▶ _RECORDS SUPPLIED_
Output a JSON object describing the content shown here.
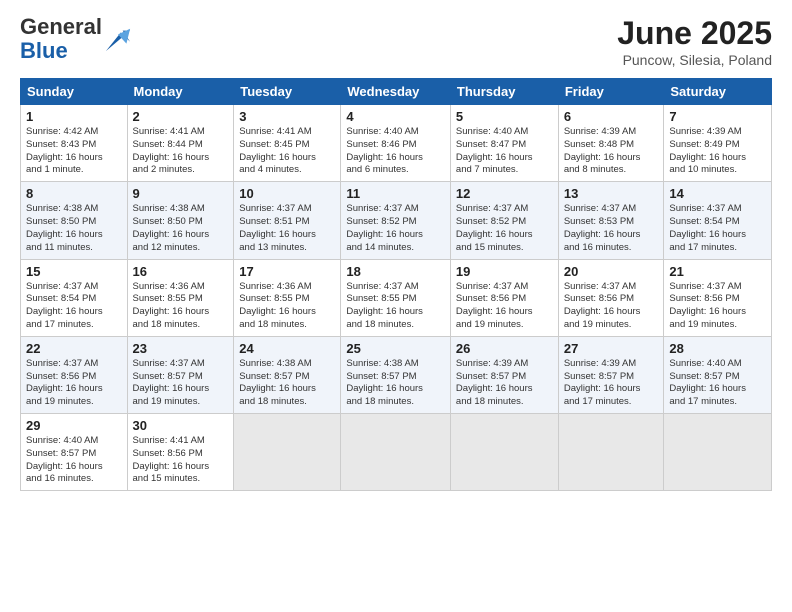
{
  "header": {
    "logo_general": "General",
    "logo_blue": "Blue",
    "month": "June 2025",
    "location": "Puncow, Silesia, Poland"
  },
  "days_of_week": [
    "Sunday",
    "Monday",
    "Tuesday",
    "Wednesday",
    "Thursday",
    "Friday",
    "Saturday"
  ],
  "weeks": [
    [
      {
        "day": 1,
        "info": "Sunrise: 4:42 AM\nSunset: 8:43 PM\nDaylight: 16 hours\nand 1 minute."
      },
      {
        "day": 2,
        "info": "Sunrise: 4:41 AM\nSunset: 8:44 PM\nDaylight: 16 hours\nand 2 minutes."
      },
      {
        "day": 3,
        "info": "Sunrise: 4:41 AM\nSunset: 8:45 PM\nDaylight: 16 hours\nand 4 minutes."
      },
      {
        "day": 4,
        "info": "Sunrise: 4:40 AM\nSunset: 8:46 PM\nDaylight: 16 hours\nand 6 minutes."
      },
      {
        "day": 5,
        "info": "Sunrise: 4:40 AM\nSunset: 8:47 PM\nDaylight: 16 hours\nand 7 minutes."
      },
      {
        "day": 6,
        "info": "Sunrise: 4:39 AM\nSunset: 8:48 PM\nDaylight: 16 hours\nand 8 minutes."
      },
      {
        "day": 7,
        "info": "Sunrise: 4:39 AM\nSunset: 8:49 PM\nDaylight: 16 hours\nand 10 minutes."
      }
    ],
    [
      {
        "day": 8,
        "info": "Sunrise: 4:38 AM\nSunset: 8:50 PM\nDaylight: 16 hours\nand 11 minutes."
      },
      {
        "day": 9,
        "info": "Sunrise: 4:38 AM\nSunset: 8:50 PM\nDaylight: 16 hours\nand 12 minutes."
      },
      {
        "day": 10,
        "info": "Sunrise: 4:37 AM\nSunset: 8:51 PM\nDaylight: 16 hours\nand 13 minutes."
      },
      {
        "day": 11,
        "info": "Sunrise: 4:37 AM\nSunset: 8:52 PM\nDaylight: 16 hours\nand 14 minutes."
      },
      {
        "day": 12,
        "info": "Sunrise: 4:37 AM\nSunset: 8:52 PM\nDaylight: 16 hours\nand 15 minutes."
      },
      {
        "day": 13,
        "info": "Sunrise: 4:37 AM\nSunset: 8:53 PM\nDaylight: 16 hours\nand 16 minutes."
      },
      {
        "day": 14,
        "info": "Sunrise: 4:37 AM\nSunset: 8:54 PM\nDaylight: 16 hours\nand 17 minutes."
      }
    ],
    [
      {
        "day": 15,
        "info": "Sunrise: 4:37 AM\nSunset: 8:54 PM\nDaylight: 16 hours\nand 17 minutes."
      },
      {
        "day": 16,
        "info": "Sunrise: 4:36 AM\nSunset: 8:55 PM\nDaylight: 16 hours\nand 18 minutes."
      },
      {
        "day": 17,
        "info": "Sunrise: 4:36 AM\nSunset: 8:55 PM\nDaylight: 16 hours\nand 18 minutes."
      },
      {
        "day": 18,
        "info": "Sunrise: 4:37 AM\nSunset: 8:55 PM\nDaylight: 16 hours\nand 18 minutes."
      },
      {
        "day": 19,
        "info": "Sunrise: 4:37 AM\nSunset: 8:56 PM\nDaylight: 16 hours\nand 19 minutes."
      },
      {
        "day": 20,
        "info": "Sunrise: 4:37 AM\nSunset: 8:56 PM\nDaylight: 16 hours\nand 19 minutes."
      },
      {
        "day": 21,
        "info": "Sunrise: 4:37 AM\nSunset: 8:56 PM\nDaylight: 16 hours\nand 19 minutes."
      }
    ],
    [
      {
        "day": 22,
        "info": "Sunrise: 4:37 AM\nSunset: 8:56 PM\nDaylight: 16 hours\nand 19 minutes."
      },
      {
        "day": 23,
        "info": "Sunrise: 4:37 AM\nSunset: 8:57 PM\nDaylight: 16 hours\nand 19 minutes."
      },
      {
        "day": 24,
        "info": "Sunrise: 4:38 AM\nSunset: 8:57 PM\nDaylight: 16 hours\nand 18 minutes."
      },
      {
        "day": 25,
        "info": "Sunrise: 4:38 AM\nSunset: 8:57 PM\nDaylight: 16 hours\nand 18 minutes."
      },
      {
        "day": 26,
        "info": "Sunrise: 4:39 AM\nSunset: 8:57 PM\nDaylight: 16 hours\nand 18 minutes."
      },
      {
        "day": 27,
        "info": "Sunrise: 4:39 AM\nSunset: 8:57 PM\nDaylight: 16 hours\nand 17 minutes."
      },
      {
        "day": 28,
        "info": "Sunrise: 4:40 AM\nSunset: 8:57 PM\nDaylight: 16 hours\nand 17 minutes."
      }
    ],
    [
      {
        "day": 29,
        "info": "Sunrise: 4:40 AM\nSunset: 8:57 PM\nDaylight: 16 hours\nand 16 minutes."
      },
      {
        "day": 30,
        "info": "Sunrise: 4:41 AM\nSunset: 8:56 PM\nDaylight: 16 hours\nand 15 minutes."
      },
      null,
      null,
      null,
      null,
      null
    ]
  ]
}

▶ _AIM_
Set each line of the records down exactly, leaving every picture out.

▶ _SOLUTION FOR THIS TASK_
Output a JSON object describing the content shown here.
{
  "header": {
    "logo_general": "General",
    "logo_blue": "Blue",
    "month": "June 2025",
    "location": "Puncow, Silesia, Poland"
  },
  "days_of_week": [
    "Sunday",
    "Monday",
    "Tuesday",
    "Wednesday",
    "Thursday",
    "Friday",
    "Saturday"
  ],
  "weeks": [
    [
      {
        "day": 1,
        "info": "Sunrise: 4:42 AM\nSunset: 8:43 PM\nDaylight: 16 hours\nand 1 minute."
      },
      {
        "day": 2,
        "info": "Sunrise: 4:41 AM\nSunset: 8:44 PM\nDaylight: 16 hours\nand 2 minutes."
      },
      {
        "day": 3,
        "info": "Sunrise: 4:41 AM\nSunset: 8:45 PM\nDaylight: 16 hours\nand 4 minutes."
      },
      {
        "day": 4,
        "info": "Sunrise: 4:40 AM\nSunset: 8:46 PM\nDaylight: 16 hours\nand 6 minutes."
      },
      {
        "day": 5,
        "info": "Sunrise: 4:40 AM\nSunset: 8:47 PM\nDaylight: 16 hours\nand 7 minutes."
      },
      {
        "day": 6,
        "info": "Sunrise: 4:39 AM\nSunset: 8:48 PM\nDaylight: 16 hours\nand 8 minutes."
      },
      {
        "day": 7,
        "info": "Sunrise: 4:39 AM\nSunset: 8:49 PM\nDaylight: 16 hours\nand 10 minutes."
      }
    ],
    [
      {
        "day": 8,
        "info": "Sunrise: 4:38 AM\nSunset: 8:50 PM\nDaylight: 16 hours\nand 11 minutes."
      },
      {
        "day": 9,
        "info": "Sunrise: 4:38 AM\nSunset: 8:50 PM\nDaylight: 16 hours\nand 12 minutes."
      },
      {
        "day": 10,
        "info": "Sunrise: 4:37 AM\nSunset: 8:51 PM\nDaylight: 16 hours\nand 13 minutes."
      },
      {
        "day": 11,
        "info": "Sunrise: 4:37 AM\nSunset: 8:52 PM\nDaylight: 16 hours\nand 14 minutes."
      },
      {
        "day": 12,
        "info": "Sunrise: 4:37 AM\nSunset: 8:52 PM\nDaylight: 16 hours\nand 15 minutes."
      },
      {
        "day": 13,
        "info": "Sunrise: 4:37 AM\nSunset: 8:53 PM\nDaylight: 16 hours\nand 16 minutes."
      },
      {
        "day": 14,
        "info": "Sunrise: 4:37 AM\nSunset: 8:54 PM\nDaylight: 16 hours\nand 17 minutes."
      }
    ],
    [
      {
        "day": 15,
        "info": "Sunrise: 4:37 AM\nSunset: 8:54 PM\nDaylight: 16 hours\nand 17 minutes."
      },
      {
        "day": 16,
        "info": "Sunrise: 4:36 AM\nSunset: 8:55 PM\nDaylight: 16 hours\nand 18 minutes."
      },
      {
        "day": 17,
        "info": "Sunrise: 4:36 AM\nSunset: 8:55 PM\nDaylight: 16 hours\nand 18 minutes."
      },
      {
        "day": 18,
        "info": "Sunrise: 4:37 AM\nSunset: 8:55 PM\nDaylight: 16 hours\nand 18 minutes."
      },
      {
        "day": 19,
        "info": "Sunrise: 4:37 AM\nSunset: 8:56 PM\nDaylight: 16 hours\nand 19 minutes."
      },
      {
        "day": 20,
        "info": "Sunrise: 4:37 AM\nSunset: 8:56 PM\nDaylight: 16 hours\nand 19 minutes."
      },
      {
        "day": 21,
        "info": "Sunrise: 4:37 AM\nSunset: 8:56 PM\nDaylight: 16 hours\nand 19 minutes."
      }
    ],
    [
      {
        "day": 22,
        "info": "Sunrise: 4:37 AM\nSunset: 8:56 PM\nDaylight: 16 hours\nand 19 minutes."
      },
      {
        "day": 23,
        "info": "Sunrise: 4:37 AM\nSunset: 8:57 PM\nDaylight: 16 hours\nand 19 minutes."
      },
      {
        "day": 24,
        "info": "Sunrise: 4:38 AM\nSunset: 8:57 PM\nDaylight: 16 hours\nand 18 minutes."
      },
      {
        "day": 25,
        "info": "Sunrise: 4:38 AM\nSunset: 8:57 PM\nDaylight: 16 hours\nand 18 minutes."
      },
      {
        "day": 26,
        "info": "Sunrise: 4:39 AM\nSunset: 8:57 PM\nDaylight: 16 hours\nand 18 minutes."
      },
      {
        "day": 27,
        "info": "Sunrise: 4:39 AM\nSunset: 8:57 PM\nDaylight: 16 hours\nand 17 minutes."
      },
      {
        "day": 28,
        "info": "Sunrise: 4:40 AM\nSunset: 8:57 PM\nDaylight: 16 hours\nand 17 minutes."
      }
    ],
    [
      {
        "day": 29,
        "info": "Sunrise: 4:40 AM\nSunset: 8:57 PM\nDaylight: 16 hours\nand 16 minutes."
      },
      {
        "day": 30,
        "info": "Sunrise: 4:41 AM\nSunset: 8:56 PM\nDaylight: 16 hours\nand 15 minutes."
      },
      null,
      null,
      null,
      null,
      null
    ]
  ]
}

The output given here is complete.